# [DIRECTIONS FOR THIS TASK]
Find the line with "What's the underlying", then retype it and each later line through the last, exactly. Leave out pictures.

-- Begin --

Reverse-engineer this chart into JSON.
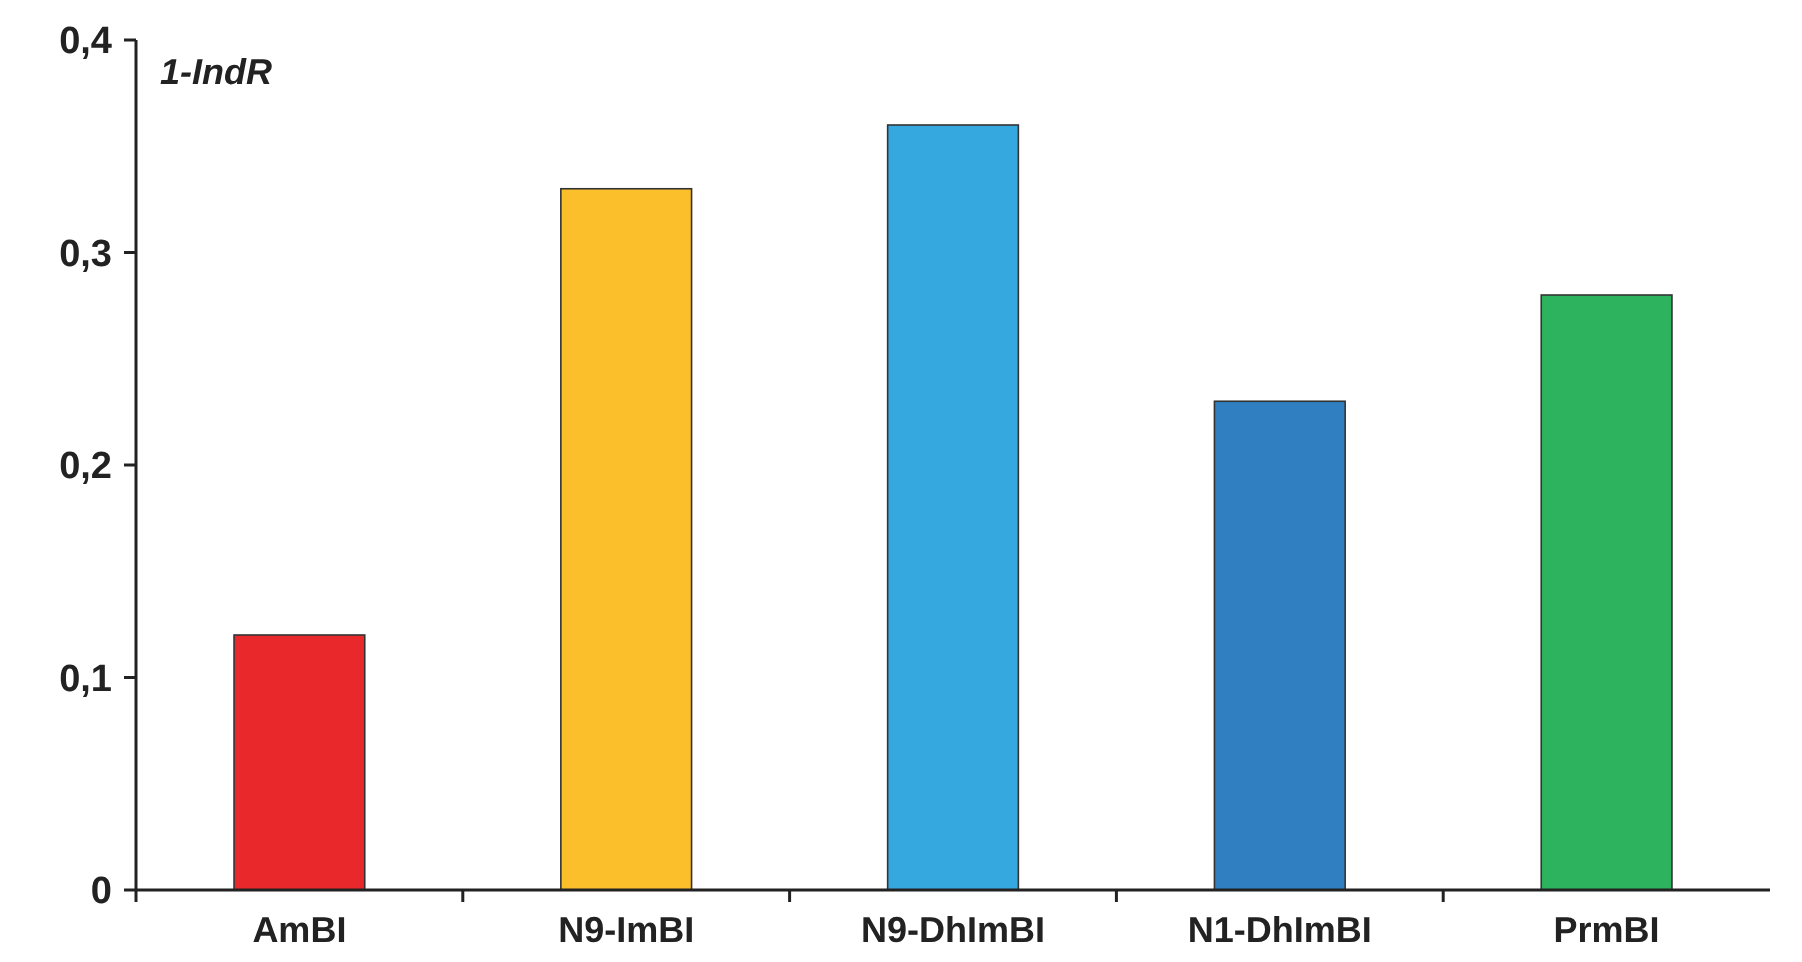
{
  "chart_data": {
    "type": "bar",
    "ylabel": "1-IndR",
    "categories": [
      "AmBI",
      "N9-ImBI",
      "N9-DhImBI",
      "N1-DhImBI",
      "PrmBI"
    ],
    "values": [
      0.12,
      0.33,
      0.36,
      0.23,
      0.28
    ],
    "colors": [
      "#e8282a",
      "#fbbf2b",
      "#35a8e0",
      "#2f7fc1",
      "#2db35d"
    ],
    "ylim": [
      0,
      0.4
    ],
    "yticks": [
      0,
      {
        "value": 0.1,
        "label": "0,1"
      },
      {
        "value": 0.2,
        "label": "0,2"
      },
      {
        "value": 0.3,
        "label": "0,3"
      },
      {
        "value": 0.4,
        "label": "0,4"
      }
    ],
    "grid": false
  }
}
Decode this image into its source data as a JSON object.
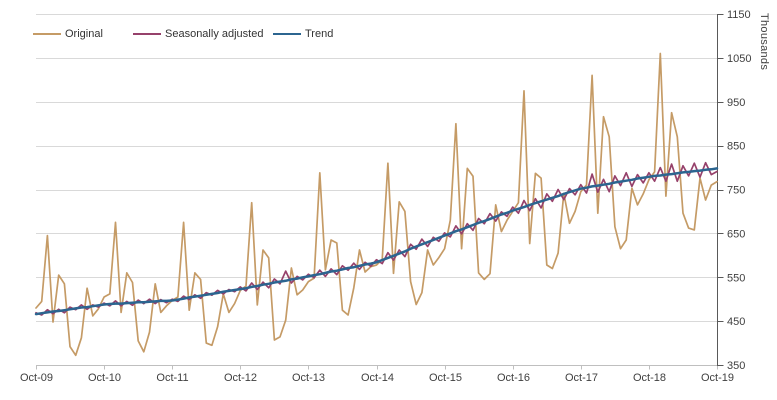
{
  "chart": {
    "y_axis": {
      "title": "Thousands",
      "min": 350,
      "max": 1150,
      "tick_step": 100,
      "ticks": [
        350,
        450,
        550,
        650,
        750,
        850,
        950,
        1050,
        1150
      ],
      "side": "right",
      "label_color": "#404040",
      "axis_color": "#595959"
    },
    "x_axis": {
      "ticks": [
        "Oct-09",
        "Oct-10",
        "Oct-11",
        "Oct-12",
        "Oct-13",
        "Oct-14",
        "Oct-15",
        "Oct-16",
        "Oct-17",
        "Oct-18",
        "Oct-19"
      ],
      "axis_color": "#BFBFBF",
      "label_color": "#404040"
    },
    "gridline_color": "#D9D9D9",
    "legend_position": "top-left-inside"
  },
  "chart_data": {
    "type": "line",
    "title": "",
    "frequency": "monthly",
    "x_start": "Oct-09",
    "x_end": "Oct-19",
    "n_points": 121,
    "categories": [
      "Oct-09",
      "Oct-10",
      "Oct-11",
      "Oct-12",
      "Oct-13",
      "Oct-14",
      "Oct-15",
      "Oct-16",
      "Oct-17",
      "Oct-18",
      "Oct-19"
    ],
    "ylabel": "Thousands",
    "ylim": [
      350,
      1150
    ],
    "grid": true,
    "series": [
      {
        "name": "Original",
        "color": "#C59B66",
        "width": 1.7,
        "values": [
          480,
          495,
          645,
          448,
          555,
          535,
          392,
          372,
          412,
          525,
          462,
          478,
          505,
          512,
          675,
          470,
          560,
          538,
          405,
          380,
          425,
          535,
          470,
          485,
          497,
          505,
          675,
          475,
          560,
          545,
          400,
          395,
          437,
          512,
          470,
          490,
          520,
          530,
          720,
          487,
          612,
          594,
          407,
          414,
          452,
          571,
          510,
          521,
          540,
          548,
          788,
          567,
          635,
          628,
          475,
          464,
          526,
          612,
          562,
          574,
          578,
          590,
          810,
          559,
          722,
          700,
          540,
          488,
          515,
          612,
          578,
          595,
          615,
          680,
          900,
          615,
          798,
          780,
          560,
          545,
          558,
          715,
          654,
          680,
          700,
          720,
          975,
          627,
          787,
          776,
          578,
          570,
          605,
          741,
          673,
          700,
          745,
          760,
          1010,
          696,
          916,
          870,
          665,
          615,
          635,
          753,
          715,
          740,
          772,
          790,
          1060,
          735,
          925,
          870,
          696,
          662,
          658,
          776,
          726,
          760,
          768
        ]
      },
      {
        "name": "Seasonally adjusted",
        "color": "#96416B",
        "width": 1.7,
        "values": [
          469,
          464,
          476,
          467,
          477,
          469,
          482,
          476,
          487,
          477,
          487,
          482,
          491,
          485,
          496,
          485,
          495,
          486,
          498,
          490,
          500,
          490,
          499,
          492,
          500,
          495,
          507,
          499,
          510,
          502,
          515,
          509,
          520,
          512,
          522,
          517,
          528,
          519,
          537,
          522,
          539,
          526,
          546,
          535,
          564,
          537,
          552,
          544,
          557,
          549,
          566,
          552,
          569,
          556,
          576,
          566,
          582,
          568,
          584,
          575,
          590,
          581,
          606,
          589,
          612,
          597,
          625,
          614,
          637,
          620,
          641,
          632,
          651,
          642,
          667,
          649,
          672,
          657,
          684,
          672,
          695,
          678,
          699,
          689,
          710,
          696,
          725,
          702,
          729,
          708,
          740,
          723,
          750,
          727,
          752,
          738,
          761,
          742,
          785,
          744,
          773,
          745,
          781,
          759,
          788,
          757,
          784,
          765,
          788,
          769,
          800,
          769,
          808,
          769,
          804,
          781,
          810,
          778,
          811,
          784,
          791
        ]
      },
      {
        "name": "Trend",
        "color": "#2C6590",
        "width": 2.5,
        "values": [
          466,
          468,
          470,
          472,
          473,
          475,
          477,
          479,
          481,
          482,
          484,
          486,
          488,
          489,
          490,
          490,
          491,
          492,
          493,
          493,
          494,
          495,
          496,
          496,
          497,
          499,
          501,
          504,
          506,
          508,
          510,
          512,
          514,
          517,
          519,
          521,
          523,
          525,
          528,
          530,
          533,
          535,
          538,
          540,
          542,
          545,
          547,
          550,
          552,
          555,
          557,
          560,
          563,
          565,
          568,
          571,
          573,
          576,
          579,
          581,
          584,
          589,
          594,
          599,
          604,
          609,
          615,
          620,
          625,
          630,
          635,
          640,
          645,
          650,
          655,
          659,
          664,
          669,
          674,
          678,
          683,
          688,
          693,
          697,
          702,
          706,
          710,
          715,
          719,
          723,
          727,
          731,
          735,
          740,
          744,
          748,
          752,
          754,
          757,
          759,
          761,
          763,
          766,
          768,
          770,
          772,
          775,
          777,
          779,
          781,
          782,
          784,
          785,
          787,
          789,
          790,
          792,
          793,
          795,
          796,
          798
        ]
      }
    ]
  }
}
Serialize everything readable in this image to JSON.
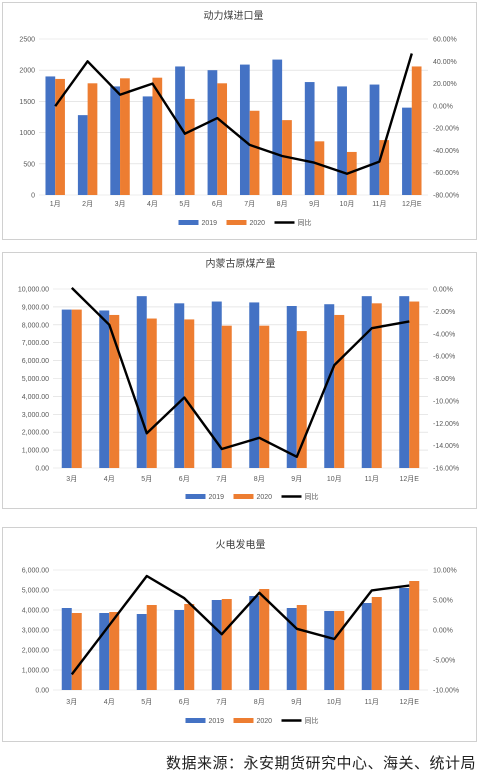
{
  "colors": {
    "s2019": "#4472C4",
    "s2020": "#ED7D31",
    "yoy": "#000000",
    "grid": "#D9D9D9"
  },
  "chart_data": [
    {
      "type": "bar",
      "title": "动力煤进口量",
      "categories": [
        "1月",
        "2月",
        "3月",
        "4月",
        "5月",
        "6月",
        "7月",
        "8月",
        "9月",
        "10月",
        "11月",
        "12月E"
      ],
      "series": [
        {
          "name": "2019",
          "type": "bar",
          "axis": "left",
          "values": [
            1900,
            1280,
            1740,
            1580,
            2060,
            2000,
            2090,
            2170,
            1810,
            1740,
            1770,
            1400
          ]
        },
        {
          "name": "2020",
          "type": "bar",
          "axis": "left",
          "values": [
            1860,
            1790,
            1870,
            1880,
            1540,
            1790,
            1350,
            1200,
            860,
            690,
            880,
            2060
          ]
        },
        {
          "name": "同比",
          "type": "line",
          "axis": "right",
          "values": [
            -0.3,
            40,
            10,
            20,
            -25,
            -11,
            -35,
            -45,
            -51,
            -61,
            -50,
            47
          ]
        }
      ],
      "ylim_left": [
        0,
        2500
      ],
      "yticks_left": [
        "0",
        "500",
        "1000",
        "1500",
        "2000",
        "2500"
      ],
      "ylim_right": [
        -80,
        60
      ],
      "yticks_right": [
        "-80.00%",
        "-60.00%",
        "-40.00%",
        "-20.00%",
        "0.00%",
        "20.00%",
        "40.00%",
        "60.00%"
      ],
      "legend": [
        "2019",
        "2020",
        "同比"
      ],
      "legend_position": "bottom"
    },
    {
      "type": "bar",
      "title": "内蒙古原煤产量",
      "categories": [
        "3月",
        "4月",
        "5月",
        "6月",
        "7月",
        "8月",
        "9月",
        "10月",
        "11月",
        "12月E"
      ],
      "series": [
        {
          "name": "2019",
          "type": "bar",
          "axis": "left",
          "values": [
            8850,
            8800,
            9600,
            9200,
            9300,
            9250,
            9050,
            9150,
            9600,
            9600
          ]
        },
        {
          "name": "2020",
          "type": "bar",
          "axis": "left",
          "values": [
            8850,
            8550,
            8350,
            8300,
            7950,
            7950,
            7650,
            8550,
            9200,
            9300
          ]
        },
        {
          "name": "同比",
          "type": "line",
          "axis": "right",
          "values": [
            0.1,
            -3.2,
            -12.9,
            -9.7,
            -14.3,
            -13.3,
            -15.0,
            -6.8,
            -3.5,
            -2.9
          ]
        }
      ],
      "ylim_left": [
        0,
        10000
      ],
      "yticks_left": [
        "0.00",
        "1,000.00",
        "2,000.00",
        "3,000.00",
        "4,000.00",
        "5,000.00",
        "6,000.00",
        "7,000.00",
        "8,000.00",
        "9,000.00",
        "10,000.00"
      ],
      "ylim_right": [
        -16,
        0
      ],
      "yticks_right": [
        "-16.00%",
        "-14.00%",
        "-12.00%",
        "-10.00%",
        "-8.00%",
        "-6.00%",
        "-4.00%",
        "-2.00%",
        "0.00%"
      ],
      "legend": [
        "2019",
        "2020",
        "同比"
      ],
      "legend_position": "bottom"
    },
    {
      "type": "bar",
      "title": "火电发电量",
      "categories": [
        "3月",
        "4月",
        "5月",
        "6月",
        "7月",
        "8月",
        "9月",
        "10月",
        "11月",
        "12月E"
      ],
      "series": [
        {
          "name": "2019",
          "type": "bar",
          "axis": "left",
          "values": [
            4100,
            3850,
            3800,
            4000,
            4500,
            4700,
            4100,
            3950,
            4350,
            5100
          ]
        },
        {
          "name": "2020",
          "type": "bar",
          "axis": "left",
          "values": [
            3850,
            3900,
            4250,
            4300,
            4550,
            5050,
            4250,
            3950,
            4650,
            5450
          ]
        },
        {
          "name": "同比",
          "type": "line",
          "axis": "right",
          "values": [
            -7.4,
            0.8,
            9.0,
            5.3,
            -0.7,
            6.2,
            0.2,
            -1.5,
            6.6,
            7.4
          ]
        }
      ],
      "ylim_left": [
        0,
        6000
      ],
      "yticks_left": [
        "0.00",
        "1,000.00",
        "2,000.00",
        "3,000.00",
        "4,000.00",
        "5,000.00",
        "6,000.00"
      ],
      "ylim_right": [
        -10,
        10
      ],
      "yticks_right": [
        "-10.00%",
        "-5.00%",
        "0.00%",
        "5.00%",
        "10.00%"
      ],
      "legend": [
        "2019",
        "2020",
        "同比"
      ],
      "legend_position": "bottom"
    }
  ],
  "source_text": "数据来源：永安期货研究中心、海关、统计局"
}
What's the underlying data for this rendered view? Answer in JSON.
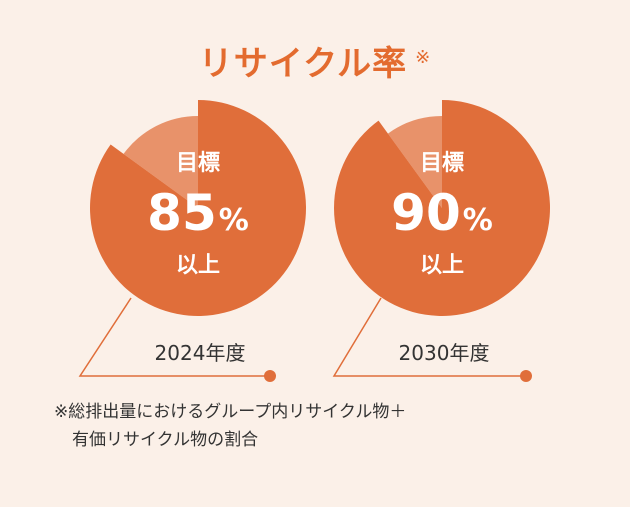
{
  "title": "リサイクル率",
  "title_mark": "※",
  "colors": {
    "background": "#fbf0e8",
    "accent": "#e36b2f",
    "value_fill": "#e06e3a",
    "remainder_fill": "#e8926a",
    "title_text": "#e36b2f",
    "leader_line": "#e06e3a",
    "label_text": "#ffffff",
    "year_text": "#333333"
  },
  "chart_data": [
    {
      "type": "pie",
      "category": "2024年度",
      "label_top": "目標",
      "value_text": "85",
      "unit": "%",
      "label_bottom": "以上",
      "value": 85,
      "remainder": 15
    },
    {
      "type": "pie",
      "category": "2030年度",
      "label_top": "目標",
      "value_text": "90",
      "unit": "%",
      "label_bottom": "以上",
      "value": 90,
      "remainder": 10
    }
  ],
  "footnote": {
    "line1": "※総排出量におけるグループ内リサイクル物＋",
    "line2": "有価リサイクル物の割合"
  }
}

-- End --

# [OUTPUT OF THE TASK]
What's the underlying data for this rendered view? Answer in JSON.
{
  "title": "リサイクル率",
  "title_mark": "※",
  "colors": {
    "background": "#fbf0e8",
    "accent": "#e36b2f",
    "value_fill": "#e06e3a",
    "remainder_fill": "#e8926a",
    "title_text": "#e36b2f",
    "leader_line": "#e06e3a",
    "label_text": "#ffffff",
    "year_text": "#333333"
  },
  "chart_data": [
    {
      "type": "pie",
      "category": "2024年度",
      "label_top": "目標",
      "value_text": "85",
      "unit": "%",
      "label_bottom": "以上",
      "value": 85,
      "remainder": 15
    },
    {
      "type": "pie",
      "category": "2030年度",
      "label_top": "目標",
      "value_text": "90",
      "unit": "%",
      "label_bottom": "以上",
      "value": 90,
      "remainder": 10
    }
  ],
  "footnote": {
    "line1": "※総排出量におけるグループ内リサイクル物＋",
    "line2": "有価リサイクル物の割合"
  }
}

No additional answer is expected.